* _Task requirements_
**a.** Reproduce word for word the passage of the coin shortage article starting at "According to Newsweek, Coronavirus" and ending at "made fewer coins.".
**b.** Render this sentence from the coin shortage article in Spanish: "If you don’t use cash often, it is easy to miss that there’s a coin shortage in America."
**c.** Write the next part of the coin shortage article, picking up after its final sentence.

* _Excerpted text_
+++

Please Don’t Keep Your Change
Spend your change

Your piggy bank is getting fat.
It’s probably so natural, to put your coins in your piggy bank, jar, or drawer that you haven’t noticed —
I didn’t even notice until I went grocery shopping recently and there was a sign on the door asking for the exact change to complete any cash purchases.
If you don’t use cash often, it is easy to miss that there’s a coin shortage in America.
According to Newsweek, Coronavirus is to blame. When the virus reared its ugly head, and businesses slowed or closed, the US Mint also reduced staff and made fewer coins.
To slow the spread of the virus, the US Mint had fewer people making money, so workers didn’t get sick and could be kept safe. We can certainly understand the need to be safe; yes? Other businesses large, small, and in between, had the same idea. The thought is rooted in this common-sense idea — let’s circulate fewer coins for people’s health and safety. We want those who are well to stay well, so America circulated fewer coins through its economy.
US Federal Reserve Chair Jerome Powell said:
“What’s happened is that with the partial closure of the economy, the flow of coins through the economy has… kind of stopped.”
Sharing coins from person-to-person came to a screeching halt because no one wants to touch coins held by someone else. No one knows where those coins have been or what they might be carrying.
Banks shared the same thinking. Remember when not too long ago, you emptied your piggy bank and coin reserves into a plastic bag and took it to the bank with a deposit slip for an employee to run through the coin counter and deposit into your account? Me too — it feels like an old-fashioned idea. The trouble, as it relates to coins, is that no one wants to touch them right now. It’s a natural side effect of a slowed economy.

+++

* _Data to examine_
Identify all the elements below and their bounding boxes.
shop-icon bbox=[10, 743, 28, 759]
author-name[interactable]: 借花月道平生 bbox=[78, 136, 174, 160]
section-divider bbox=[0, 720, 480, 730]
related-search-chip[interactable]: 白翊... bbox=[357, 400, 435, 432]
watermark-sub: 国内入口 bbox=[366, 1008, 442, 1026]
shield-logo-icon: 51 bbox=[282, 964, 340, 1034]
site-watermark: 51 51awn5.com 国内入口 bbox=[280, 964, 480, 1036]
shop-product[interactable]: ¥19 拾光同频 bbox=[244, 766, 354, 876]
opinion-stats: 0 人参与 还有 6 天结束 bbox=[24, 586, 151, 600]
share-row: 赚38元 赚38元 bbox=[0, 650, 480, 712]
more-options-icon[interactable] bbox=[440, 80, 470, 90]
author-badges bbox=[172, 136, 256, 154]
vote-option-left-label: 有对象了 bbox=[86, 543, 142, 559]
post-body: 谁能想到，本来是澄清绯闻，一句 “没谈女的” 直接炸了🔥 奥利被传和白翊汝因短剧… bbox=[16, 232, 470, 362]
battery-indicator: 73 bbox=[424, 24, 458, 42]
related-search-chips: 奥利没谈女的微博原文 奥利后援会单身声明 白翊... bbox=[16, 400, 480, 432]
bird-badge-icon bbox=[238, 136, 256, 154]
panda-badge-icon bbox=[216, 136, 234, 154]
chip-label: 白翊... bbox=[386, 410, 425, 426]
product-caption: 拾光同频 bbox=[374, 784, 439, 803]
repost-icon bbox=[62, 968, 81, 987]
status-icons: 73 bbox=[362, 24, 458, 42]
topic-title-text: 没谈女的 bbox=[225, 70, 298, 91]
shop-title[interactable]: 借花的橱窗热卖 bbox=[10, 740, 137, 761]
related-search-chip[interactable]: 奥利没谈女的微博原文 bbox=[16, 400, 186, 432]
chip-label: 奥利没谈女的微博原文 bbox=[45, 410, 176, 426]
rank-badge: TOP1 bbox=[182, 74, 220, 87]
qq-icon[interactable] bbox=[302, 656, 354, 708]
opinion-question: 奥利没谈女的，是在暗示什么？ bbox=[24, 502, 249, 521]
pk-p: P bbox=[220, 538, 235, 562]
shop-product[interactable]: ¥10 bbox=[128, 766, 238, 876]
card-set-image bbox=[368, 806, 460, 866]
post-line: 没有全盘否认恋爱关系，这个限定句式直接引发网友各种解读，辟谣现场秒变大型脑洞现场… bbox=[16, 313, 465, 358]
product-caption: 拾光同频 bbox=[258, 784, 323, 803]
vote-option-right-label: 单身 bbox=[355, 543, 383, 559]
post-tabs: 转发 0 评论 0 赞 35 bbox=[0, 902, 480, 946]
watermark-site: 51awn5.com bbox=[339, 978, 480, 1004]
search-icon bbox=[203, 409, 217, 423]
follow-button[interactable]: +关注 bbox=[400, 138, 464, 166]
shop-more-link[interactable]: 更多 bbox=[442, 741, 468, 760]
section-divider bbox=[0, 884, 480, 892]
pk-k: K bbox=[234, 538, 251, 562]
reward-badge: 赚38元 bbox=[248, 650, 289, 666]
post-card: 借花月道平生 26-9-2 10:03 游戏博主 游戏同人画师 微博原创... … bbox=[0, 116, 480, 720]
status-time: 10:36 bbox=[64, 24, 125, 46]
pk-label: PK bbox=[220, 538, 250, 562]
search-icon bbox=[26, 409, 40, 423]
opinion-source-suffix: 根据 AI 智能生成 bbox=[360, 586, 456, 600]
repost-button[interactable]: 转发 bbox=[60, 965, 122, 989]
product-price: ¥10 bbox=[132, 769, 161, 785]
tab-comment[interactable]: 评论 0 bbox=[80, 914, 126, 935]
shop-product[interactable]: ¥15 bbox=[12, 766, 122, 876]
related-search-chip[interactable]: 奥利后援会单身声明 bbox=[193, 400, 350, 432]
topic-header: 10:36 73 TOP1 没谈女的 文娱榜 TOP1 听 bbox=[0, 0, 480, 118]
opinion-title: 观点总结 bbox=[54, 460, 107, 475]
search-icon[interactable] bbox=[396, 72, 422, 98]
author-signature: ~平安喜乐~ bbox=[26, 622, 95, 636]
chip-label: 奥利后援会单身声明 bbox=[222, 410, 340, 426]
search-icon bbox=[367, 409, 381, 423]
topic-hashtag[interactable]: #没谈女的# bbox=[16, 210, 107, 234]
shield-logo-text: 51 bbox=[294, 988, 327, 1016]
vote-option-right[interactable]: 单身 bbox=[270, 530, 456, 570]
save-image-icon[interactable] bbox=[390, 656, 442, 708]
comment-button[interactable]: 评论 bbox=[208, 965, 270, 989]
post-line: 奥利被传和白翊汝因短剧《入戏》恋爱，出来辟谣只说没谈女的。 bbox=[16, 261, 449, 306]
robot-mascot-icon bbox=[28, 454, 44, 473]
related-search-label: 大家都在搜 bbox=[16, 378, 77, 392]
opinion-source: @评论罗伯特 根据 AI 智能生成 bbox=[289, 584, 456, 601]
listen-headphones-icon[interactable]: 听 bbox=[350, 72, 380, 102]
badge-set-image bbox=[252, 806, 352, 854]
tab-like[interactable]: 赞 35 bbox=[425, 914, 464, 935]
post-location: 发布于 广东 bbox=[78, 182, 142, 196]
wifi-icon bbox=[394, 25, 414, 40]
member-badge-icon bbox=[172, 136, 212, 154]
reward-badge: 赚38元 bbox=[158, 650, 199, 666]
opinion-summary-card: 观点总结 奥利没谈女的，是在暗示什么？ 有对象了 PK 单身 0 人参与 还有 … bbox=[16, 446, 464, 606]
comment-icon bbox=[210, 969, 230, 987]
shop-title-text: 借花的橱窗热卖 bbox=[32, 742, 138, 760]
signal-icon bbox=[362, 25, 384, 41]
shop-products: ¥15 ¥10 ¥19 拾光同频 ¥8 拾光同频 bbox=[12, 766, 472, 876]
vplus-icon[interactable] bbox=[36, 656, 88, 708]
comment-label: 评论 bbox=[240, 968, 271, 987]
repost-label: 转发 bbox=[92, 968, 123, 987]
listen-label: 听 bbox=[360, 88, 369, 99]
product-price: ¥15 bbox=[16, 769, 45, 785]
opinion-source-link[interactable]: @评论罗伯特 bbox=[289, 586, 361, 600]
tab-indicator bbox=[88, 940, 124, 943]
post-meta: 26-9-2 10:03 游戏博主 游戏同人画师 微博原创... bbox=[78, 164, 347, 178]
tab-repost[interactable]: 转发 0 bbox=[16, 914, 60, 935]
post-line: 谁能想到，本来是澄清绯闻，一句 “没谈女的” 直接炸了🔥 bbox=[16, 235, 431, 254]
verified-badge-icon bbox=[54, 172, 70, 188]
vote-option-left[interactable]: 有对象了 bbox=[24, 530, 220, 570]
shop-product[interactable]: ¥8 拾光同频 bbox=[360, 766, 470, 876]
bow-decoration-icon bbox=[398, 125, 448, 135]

+++

* _Task-by-task answers_
**a.**
According to Newsweek, Coronavirus is to blame. When the virus reared its ugly head, and businesses slowed or closed, the US Mint also reduced staff and made fewer coins.

**b.** Si no usas efectivo con frecuencia, es fácil pasar por alto que hay una escasez de monedas en Estados Unidos.

**c.**
Everywhere we look, we see signs asking for exact change. At giants like Wawa, Walgreens, Lowes, and other retail chains, businesses ask for exact change when and where possible.
Also, at beaches and parks and, just about anywhere people can recreate, you’re being asked for your coins. You can overpay if you choose, but don’t expect to receive change in return. Businesses may or may not have the change to give. And if they have it, they may not want to give it. Most places still accept cards and alternate forms of currency.
The US Mint responds to the shortage by increasing coin production again. And the Mint thinks it can replenish coins in businesses fairly quickly. According to CNN, the limited supply is temporary.
Time will tell if the shortage is as temporary as the government wants us to believe. We can guess that alternate forms of electronic currency will be pursued to solve the problem.
We already have many kinds of electronic currency:
- Bitcoin
- Litecoins
- BerkShares
- EqualDollars
- IthacaHours
- StarbucksStars
- AmazonCoins
- Sweat
- Tide detergent
- Linden Dollars
- Brownie Points — not points for good deeds.
I didn’t know some of the above forms exist until I looked them up, and you might not know about some of them either. This Ted Talk by Paul Kemp-Robertson will have you up-to-date about cryptocurrency you probably don’t know about, and you’ll learn how to spend new forms too.
Spoiler alert: According to Kemp-Robertson, bitcoin is the crypto-cash king.